→ **Short task**
Find the word "projection" in the records below. List each line containing it.

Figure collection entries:
━━━━━━━━━━

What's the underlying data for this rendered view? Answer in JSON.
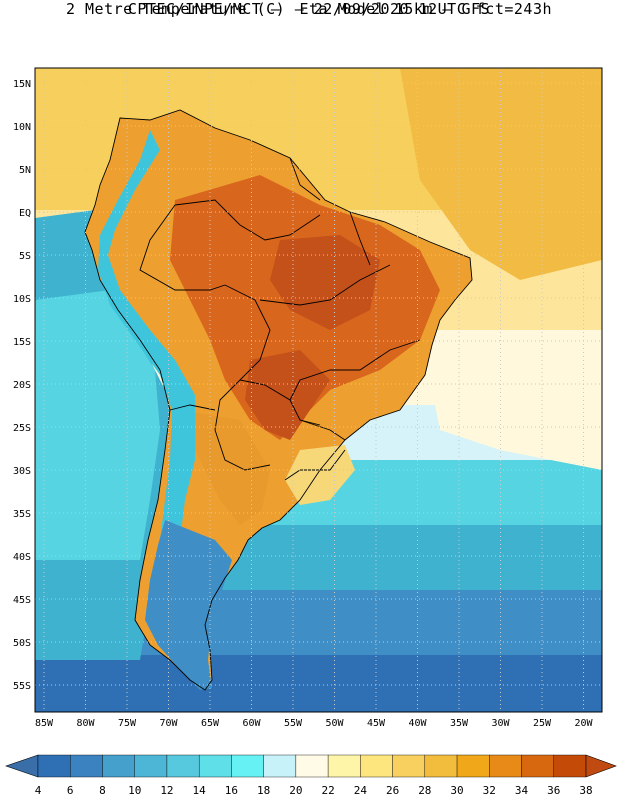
{
  "header": {
    "line1": "CPTEC/INPE/MCT –  Eta Model 15km – GFS",
    "line2": "2 Metre Temperature (C) – 22/09/2020 12UTC fct=243h"
  },
  "lat_labels": [
    "15N",
    "10N",
    "5N",
    "EQ",
    "5S",
    "10S",
    "15S",
    "20S",
    "25S",
    "30S",
    "35S",
    "40S",
    "45S",
    "50S",
    "55S"
  ],
  "lon_labels": [
    "85W",
    "80W",
    "75W",
    "70W",
    "65W",
    "60W",
    "55W",
    "50W",
    "45W",
    "40W",
    "35W",
    "30W",
    "25W",
    "20W"
  ],
  "colorbar": {
    "labels": [
      "4",
      "6",
      "8",
      "10",
      "12",
      "14",
      "16",
      "18",
      "20",
      "22",
      "24",
      "26",
      "28",
      "30",
      "32",
      "34",
      "36",
      "38"
    ],
    "colors": [
      "#2f6fb4",
      "#3b82c0",
      "#45a0cc",
      "#4db6d6",
      "#57c9de",
      "#5fe0e8",
      "#66f2f4",
      "#c8f2fa",
      "#fffbe6",
      "#fff5a8",
      "#fde67e",
      "#f8d060",
      "#f2bc3c",
      "#f0a81a",
      "#e88a18",
      "#d86810",
      "#c44a08"
    ],
    "low_color": "#3a6ea8",
    "high_color": "#c04a10"
  },
  "map_colors": {
    "ocean_warm": "#f6cf5c",
    "ocean_hot": "#f2bb44",
    "ocean_mild": "#fde69c",
    "ocean_pale": "#fff8dc",
    "ocean_light": "#d5f3f8",
    "ocean_cyan": "#56d4e2",
    "ocean_teal": "#3fb2cf",
    "ocean_blue": "#3f8fc6",
    "ocean_deep": "#2f6fb4",
    "land_hot": "#d8661c",
    "land_very_hot": "#c4501a",
    "land_warm": "#e89a2c",
    "land_orange": "#eda030",
    "land_cool": "#f6d878",
    "andes": "#3ec5dc",
    "patagonia": "#3f8fc6",
    "border": "#000000",
    "grid": "#c9c9c9"
  }
}
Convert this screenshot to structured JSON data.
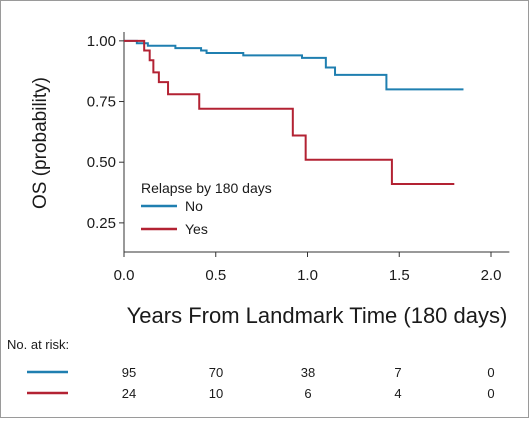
{
  "chart_data": {
    "type": "line",
    "subtype": "kaplan-meier-step",
    "title": "",
    "xlabel": "Years From Landmark Time (180 days)",
    "ylabel": "OS (probability)",
    "xlim": [
      0,
      2.1
    ],
    "ylim": [
      0.13,
      1.02
    ],
    "x_ticks": [
      "0.0",
      "0.5",
      "1.0",
      "1.5",
      "2.0"
    ],
    "x_tick_values": [
      0,
      0.5,
      1.0,
      1.5,
      2.0
    ],
    "y_ticks": [
      "1.00",
      "0.75",
      "0.50",
      "0.25"
    ],
    "y_tick_values": [
      1.0,
      0.75,
      0.5,
      0.25
    ],
    "grid": false,
    "legend": {
      "title": "Relapse by 180 days",
      "placement": "bottom-left inside plot"
    },
    "series": [
      {
        "name": "No",
        "color": "#1f7fb0",
        "points": [
          [
            0,
            1.0
          ],
          [
            0.07,
            0.99
          ],
          [
            0.13,
            0.98
          ],
          [
            0.28,
            0.97
          ],
          [
            0.42,
            0.96
          ],
          [
            0.45,
            0.95
          ],
          [
            0.65,
            0.94
          ],
          [
            0.97,
            0.93
          ],
          [
            1.1,
            0.89
          ],
          [
            1.15,
            0.86
          ],
          [
            1.43,
            0.8
          ],
          [
            1.85,
            0.8
          ]
        ]
      },
      {
        "name": "Yes",
        "color": "#b32233",
        "points": [
          [
            0,
            1.0
          ],
          [
            0.11,
            0.96
          ],
          [
            0.14,
            0.92
          ],
          [
            0.16,
            0.87
          ],
          [
            0.19,
            0.83
          ],
          [
            0.24,
            0.78
          ],
          [
            0.41,
            0.72
          ],
          [
            0.92,
            0.61
          ],
          [
            0.99,
            0.51
          ],
          [
            1.46,
            0.41
          ],
          [
            1.8,
            0.41
          ]
        ]
      }
    ],
    "risk_table": {
      "label": "No. at risk:",
      "rows": [
        {
          "color": "#1f7fb0",
          "values": [
            "95",
            "70",
            "38",
            "7",
            "0"
          ]
        },
        {
          "color": "#b32233",
          "values": [
            "24",
            "10",
            "6",
            "4",
            "0"
          ]
        }
      ]
    }
  }
}
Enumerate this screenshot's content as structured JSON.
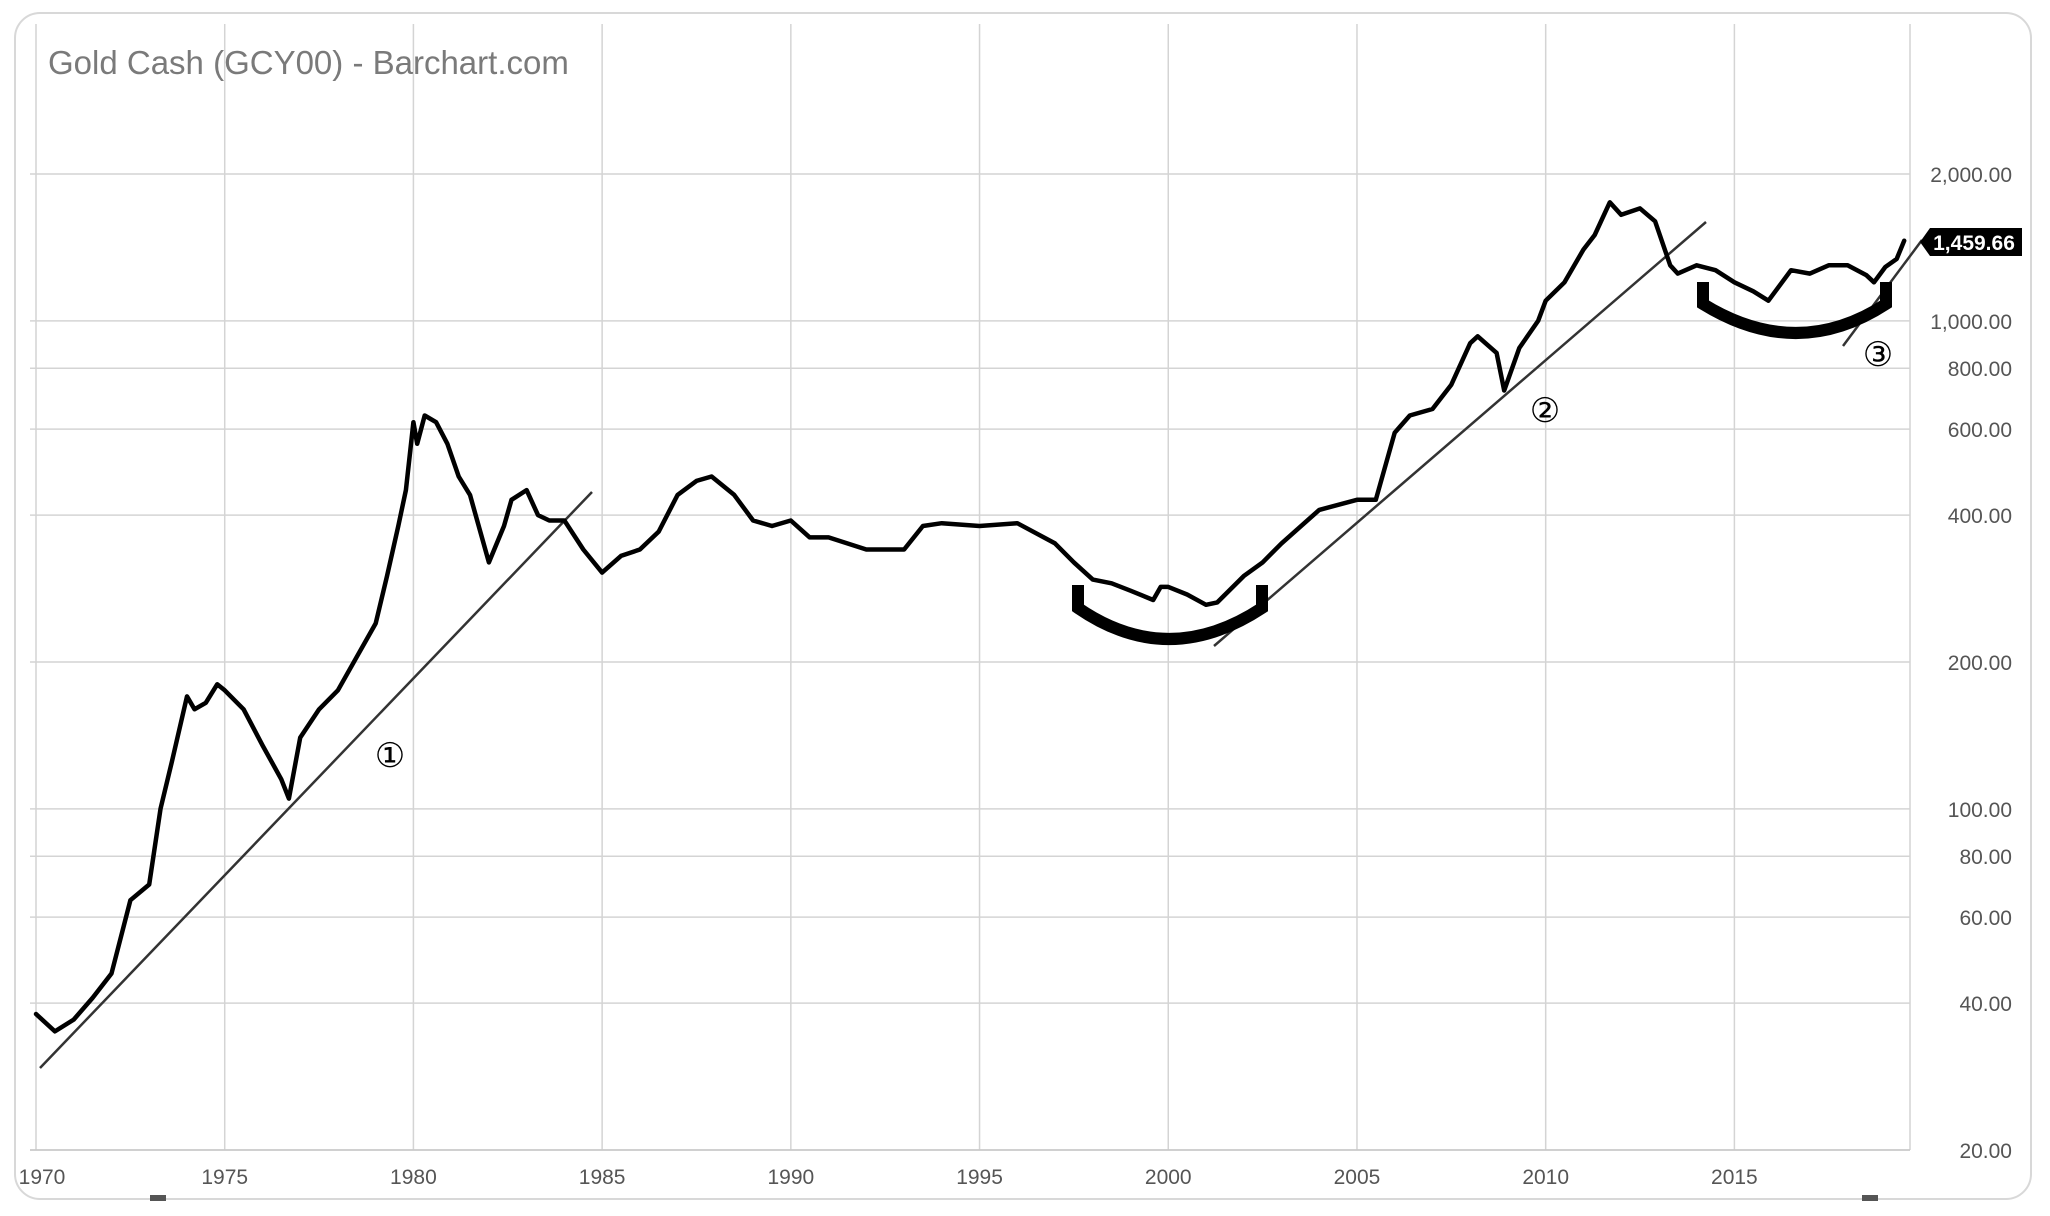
{
  "chart_data": {
    "type": "line",
    "title": "Gold Cash (GCY00) - Barchart.com",
    "y_scale": "log",
    "ylim": [
      20,
      2000
    ],
    "xlim": [
      1970,
      2019.6
    ],
    "x_ticks": [
      "1970",
      "1975",
      "1980",
      "1985",
      "1990",
      "1995",
      "2000",
      "2005",
      "2010",
      "2015"
    ],
    "y_ticks": [
      "2,000.00",
      "1,000.00",
      "800.00",
      "600.00",
      "400.00",
      "200.00",
      "100.00",
      "80.00",
      "60.00",
      "40.00",
      "20.00"
    ],
    "last_price_label": "1,459.66",
    "grid": true,
    "series": [
      {
        "x": [
          1970.0,
          1970.5,
          1971.0,
          1971.5,
          1972.0,
          1972.5,
          1973.0,
          1973.3,
          1973.6,
          1974.0,
          1974.2,
          1974.5,
          1974.8,
          1975.0,
          1975.5,
          1976.0,
          1976.5,
          1976.7,
          1977.0,
          1977.5,
          1978.0,
          1978.5,
          1979.0,
          1979.3,
          1979.6,
          1979.8,
          1980.0,
          1980.1,
          1980.3,
          1980.6,
          1980.9,
          1981.2,
          1981.5,
          1982.0,
          1982.4,
          1982.6,
          1983.0,
          1983.3,
          1983.6,
          1984.0,
          1984.5,
          1985.0,
          1985.5,
          1986.0,
          1986.5,
          1987.0,
          1987.5,
          1987.9,
          1988.5,
          1989.0,
          1989.5,
          1990.0,
          1990.5,
          1991.0,
          1992.0,
          1993.0,
          1993.5,
          1994.0,
          1995.0,
          1996.0,
          1997.0,
          1997.5,
          1998.0,
          1998.5,
          1999.0,
          1999.6,
          1999.8,
          2000.0,
          2000.5,
          2001.0,
          2001.3,
          2002.0,
          2002.5,
          2003.0,
          2004.0,
          2005.0,
          2005.5,
          2006.0,
          2006.4,
          2007.0,
          2007.5,
          2008.0,
          2008.2,
          2008.7,
          2008.9,
          2009.3,
          2009.8,
          2010.0,
          2010.5,
          2011.0,
          2011.3,
          2011.7,
          2012.0,
          2012.5,
          2012.9,
          2013.3,
          2013.5,
          2014.0,
          2014.5,
          2015.0,
          2015.5,
          2015.9,
          2016.5,
          2017.0,
          2017.5,
          2018.0,
          2018.5,
          2018.7,
          2019.0,
          2019.3,
          2019.5
        ],
        "y": [
          38,
          35,
          37,
          41,
          46,
          65,
          70,
          100,
          125,
          170,
          160,
          165,
          180,
          175,
          160,
          135,
          115,
          105,
          140,
          160,
          175,
          205,
          240,
          300,
          380,
          450,
          620,
          560,
          640,
          620,
          560,
          480,
          440,
          320,
          380,
          430,
          450,
          400,
          390,
          390,
          340,
          305,
          330,
          340,
          370,
          440,
          470,
          480,
          440,
          390,
          380,
          390,
          360,
          360,
          340,
          340,
          380,
          385,
          380,
          385,
          350,
          320,
          295,
          290,
          280,
          268,
          285,
          285,
          275,
          262,
          265,
          300,
          320,
          350,
          410,
          430,
          430,
          590,
          640,
          660,
          740,
          900,
          930,
          860,
          720,
          880,
          1000,
          1100,
          1200,
          1400,
          1500,
          1750,
          1650,
          1700,
          1600,
          1300,
          1250,
          1300,
          1270,
          1200,
          1150,
          1100,
          1270,
          1250,
          1300,
          1300,
          1240,
          1200,
          1290,
          1340,
          1459.66
        ]
      }
    ],
    "annotations": [
      "①",
      "②",
      "③"
    ]
  }
}
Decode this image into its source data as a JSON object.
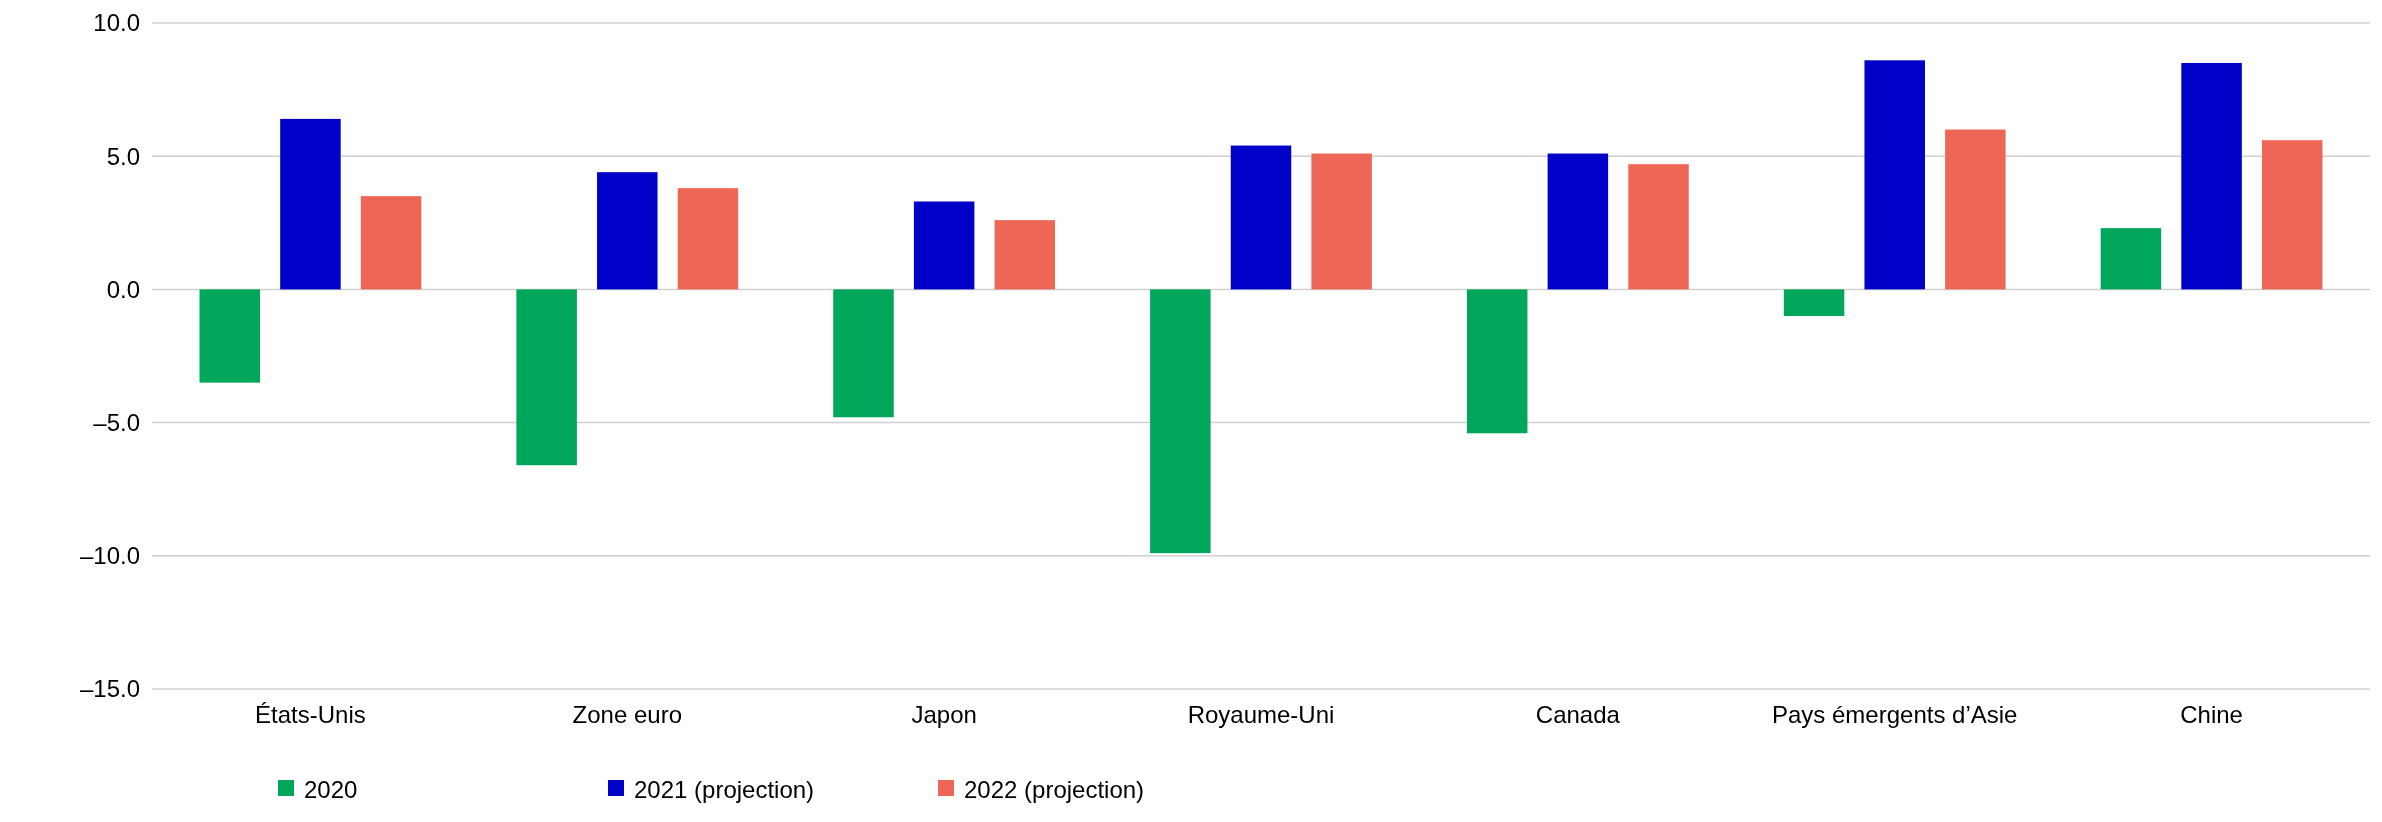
{
  "chart_data": {
    "type": "bar",
    "categories": [
      "États-Unis",
      "Zone euro",
      "Japon",
      "Royaume-Uni",
      "Canada",
      "Pays émergents d’Asie",
      "Chine"
    ],
    "series": [
      {
        "name": "2020",
        "color": "#00a65a",
        "values": [
          -3.5,
          -6.6,
          -4.8,
          -9.9,
          -5.4,
          -1.0,
          2.3
        ]
      },
      {
        "name": "2021 (projection)",
        "color": "#0000c8",
        "values": [
          6.4,
          4.4,
          3.3,
          5.4,
          5.1,
          8.6,
          8.5
        ]
      },
      {
        "name": "2022 (projection)",
        "color": "#ee6655",
        "values": [
          3.5,
          3.8,
          2.6,
          5.1,
          4.7,
          6.0,
          5.6
        ]
      }
    ],
    "ylim": [
      -15,
      10
    ],
    "yticks": [
      {
        "value": -15,
        "label": "–15.0"
      },
      {
        "value": -10,
        "label": "–10.0"
      },
      {
        "value": -5,
        "label": "–5.0"
      },
      {
        "value": 0,
        "label": "0.0"
      },
      {
        "value": 5,
        "label": "5.0"
      },
      {
        "value": 10,
        "label": "10.0"
      }
    ],
    "grid": "y",
    "legend": "bottom"
  }
}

━━━━━━━━━━

→ **Output**
        "name": "2021 (projection)",
        "name": "2022 (projection)",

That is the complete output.